→ Dataset extract:
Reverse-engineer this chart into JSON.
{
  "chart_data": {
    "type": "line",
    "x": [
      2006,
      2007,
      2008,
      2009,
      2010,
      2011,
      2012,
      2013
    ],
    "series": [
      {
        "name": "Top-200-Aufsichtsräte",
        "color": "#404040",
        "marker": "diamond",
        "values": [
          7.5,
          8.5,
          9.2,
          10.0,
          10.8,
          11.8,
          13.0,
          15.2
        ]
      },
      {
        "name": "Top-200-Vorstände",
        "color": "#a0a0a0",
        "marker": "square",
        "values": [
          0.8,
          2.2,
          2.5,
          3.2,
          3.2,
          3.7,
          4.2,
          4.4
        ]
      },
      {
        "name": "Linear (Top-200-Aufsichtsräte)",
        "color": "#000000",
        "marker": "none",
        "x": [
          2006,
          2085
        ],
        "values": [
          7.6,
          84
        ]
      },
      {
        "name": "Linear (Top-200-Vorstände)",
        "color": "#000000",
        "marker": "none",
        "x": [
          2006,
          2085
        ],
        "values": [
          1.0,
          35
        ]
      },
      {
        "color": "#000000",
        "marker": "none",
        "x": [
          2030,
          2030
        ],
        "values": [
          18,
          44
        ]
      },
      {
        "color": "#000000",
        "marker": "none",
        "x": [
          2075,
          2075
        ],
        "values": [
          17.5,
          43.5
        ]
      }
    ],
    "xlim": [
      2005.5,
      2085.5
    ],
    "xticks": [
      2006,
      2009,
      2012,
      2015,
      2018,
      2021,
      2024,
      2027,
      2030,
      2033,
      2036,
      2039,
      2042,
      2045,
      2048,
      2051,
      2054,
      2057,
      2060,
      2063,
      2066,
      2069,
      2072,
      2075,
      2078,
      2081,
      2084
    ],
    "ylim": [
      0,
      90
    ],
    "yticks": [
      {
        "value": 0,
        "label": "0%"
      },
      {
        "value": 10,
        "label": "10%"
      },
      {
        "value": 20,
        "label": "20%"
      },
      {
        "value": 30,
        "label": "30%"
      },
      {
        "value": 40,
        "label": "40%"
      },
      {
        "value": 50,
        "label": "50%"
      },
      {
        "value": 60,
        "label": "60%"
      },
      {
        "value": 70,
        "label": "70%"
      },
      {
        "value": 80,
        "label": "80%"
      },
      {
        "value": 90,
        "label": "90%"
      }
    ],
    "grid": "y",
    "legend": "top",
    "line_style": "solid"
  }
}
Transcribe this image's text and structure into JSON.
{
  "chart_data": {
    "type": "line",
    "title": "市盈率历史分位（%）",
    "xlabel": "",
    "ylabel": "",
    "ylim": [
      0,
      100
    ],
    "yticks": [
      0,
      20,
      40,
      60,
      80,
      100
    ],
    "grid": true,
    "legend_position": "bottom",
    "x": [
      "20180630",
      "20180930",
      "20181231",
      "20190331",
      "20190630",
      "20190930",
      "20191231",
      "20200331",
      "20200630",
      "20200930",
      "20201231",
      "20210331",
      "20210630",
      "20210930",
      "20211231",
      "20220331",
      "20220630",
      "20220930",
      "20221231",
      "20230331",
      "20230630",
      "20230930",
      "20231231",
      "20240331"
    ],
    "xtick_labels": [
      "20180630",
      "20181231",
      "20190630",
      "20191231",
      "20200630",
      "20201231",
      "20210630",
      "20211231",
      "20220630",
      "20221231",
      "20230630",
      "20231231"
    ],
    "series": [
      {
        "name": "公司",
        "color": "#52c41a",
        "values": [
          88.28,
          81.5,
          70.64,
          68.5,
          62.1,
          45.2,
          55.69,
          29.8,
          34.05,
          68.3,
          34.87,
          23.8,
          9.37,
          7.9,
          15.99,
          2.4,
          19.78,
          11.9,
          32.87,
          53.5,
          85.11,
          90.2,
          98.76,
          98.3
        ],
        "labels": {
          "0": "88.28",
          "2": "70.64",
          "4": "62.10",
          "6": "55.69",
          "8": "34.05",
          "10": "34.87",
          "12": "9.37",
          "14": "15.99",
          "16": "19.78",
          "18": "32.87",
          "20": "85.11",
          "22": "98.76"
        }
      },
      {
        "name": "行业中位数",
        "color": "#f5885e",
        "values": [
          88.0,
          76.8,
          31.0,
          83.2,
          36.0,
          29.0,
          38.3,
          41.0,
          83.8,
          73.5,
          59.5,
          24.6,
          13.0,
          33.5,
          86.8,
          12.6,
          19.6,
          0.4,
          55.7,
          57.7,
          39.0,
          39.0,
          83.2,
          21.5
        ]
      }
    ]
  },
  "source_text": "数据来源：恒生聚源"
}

→ Written exercise: Write down every line of the data exactly as it appears above.

→ Answer below:
Reverse-engineer this chart into JSON.
{
  "chart_data": {
    "type": "line",
    "x": [
      2006,
      2007,
      2008,
      2009,
      2010,
      2011,
      2012,
      2013
    ],
    "series": [
      {
        "name": "Top-200-Aufsichtsräte",
        "color": "#404040",
        "marker": "diamond",
        "values": [
          7.5,
          8.5,
          9.2,
          10.0,
          10.8,
          11.8,
          13.0,
          15.2
        ]
      },
      {
        "name": "Top-200-Vorstände",
        "color": "#a0a0a0",
        "marker": "square",
        "values": [
          0.8,
          2.2,
          2.5,
          3.2,
          3.2,
          3.7,
          4.2,
          4.4
        ]
      },
      {
        "name": "Linear (Top-200-Aufsichtsräte)",
        "color": "#000000",
        "marker": "none",
        "x": [
          2006,
          2085
        ],
        "values": [
          7.6,
          84
        ]
      },
      {
        "name": "Linear (Top-200-Vorstände)",
        "color": "#000000",
        "marker": "none",
        "x": [
          2006,
          2085
        ],
        "values": [
          1.0,
          35
        ]
      },
      {
        "color": "#000000",
        "marker": "none",
        "x": [
          2030,
          2030
        ],
        "values": [
          18,
          44
        ]
      },
      {
        "color": "#000000",
        "marker": "none",
        "x": [
          2075,
          2075
        ],
        "values": [
          17.5,
          43.5
        ]
      }
    ],
    "xlim": [
      2005.5,
      2085.5
    ],
    "xticks": [
      2006,
      2009,
      2012,
      2015,
      2018,
      2021,
      2024,
      2027,
      2030,
      2033,
      2036,
      2039,
      2042,
      2045,
      2048,
      2051,
      2054,
      2057,
      2060,
      2063,
      2066,
      2069,
      2072,
      2075,
      2078,
      2081,
      2084
    ],
    "ylim": [
      0,
      90
    ],
    "yticks": [
      {
        "value": 0,
        "label": "0%"
      },
      {
        "value": 10,
        "label": "10%"
      },
      {
        "value": 20,
        "label": "20%"
      },
      {
        "value": 30,
        "label": "30%"
      },
      {
        "value": 40,
        "label": "40%"
      },
      {
        "value": 50,
        "label": "50%"
      },
      {
        "value": 60,
        "label": "60%"
      },
      {
        "value": 70,
        "label": "70%"
      },
      {
        "value": 80,
        "label": "80%"
      },
      {
        "value": 90,
        "label": "90%"
      }
    ],
    "grid": "y",
    "legend": "top",
    "line_style": "solid"
  }
}
Transcribe this image's text and structure into JSON.
{
  "chart_data": {
    "type": "line",
    "title": "市盈率历史分位（%）",
    "xlabel": "",
    "ylabel": "",
    "ylim": [
      0,
      100
    ],
    "yticks": [
      0,
      20,
      40,
      60,
      80,
      100
    ],
    "grid": true,
    "legend_position": "bottom",
    "x": [
      "20180630",
      "20180930",
      "20181231",
      "20190331",
      "20190630",
      "20190930",
      "20191231",
      "20200331",
      "20200630",
      "20200930",
      "20201231",
      "20210331",
      "20210630",
      "20210930",
      "20211231",
      "20220331",
      "20220630",
      "20220930",
      "20221231",
      "20230331",
      "20230630",
      "20230930",
      "20231231",
      "20240331"
    ],
    "xtick_labels": [
      "20180630",
      "20181231",
      "20190630",
      "20191231",
      "20200630",
      "20201231",
      "20210630",
      "20211231",
      "20220630",
      "20221231",
      "20230630",
      "20231231"
    ],
    "series": [
      {
        "name": "公司",
        "color": "#52c41a",
        "values": [
          88.28,
          81.5,
          70.64,
          68.5,
          62.1,
          45.2,
          55.69,
          29.8,
          34.05,
          68.3,
          34.87,
          23.8,
          9.37,
          7.9,
          15.99,
          2.4,
          19.78,
          11.9,
          32.87,
          53.5,
          85.11,
          90.2,
          98.76,
          98.3
        ],
        "labels": {
          "0": "88.28",
          "2": "70.64",
          "4": "62.10",
          "6": "55.69",
          "8": "34.05",
          "10": "34.87",
          "12": "9.37",
          "14": "15.99",
          "16": "19.78",
          "18": "32.87",
          "20": "85.11",
          "22": "98.76"
        }
      },
      {
        "name": "行业中位数",
        "color": "#f5885e",
        "values": [
          88.0,
          76.8,
          31.0,
          83.2,
          36.0,
          29.0,
          38.3,
          41.0,
          83.8,
          73.5,
          59.5,
          24.6,
          13.0,
          33.5,
          86.8,
          12.6,
          19.6,
          0.4,
          55.7,
          57.7,
          39.0,
          39.0,
          83.2,
          21.5
        ]
      }
    ]
  },
  "source_text": "数据来源：恒生聚源"
}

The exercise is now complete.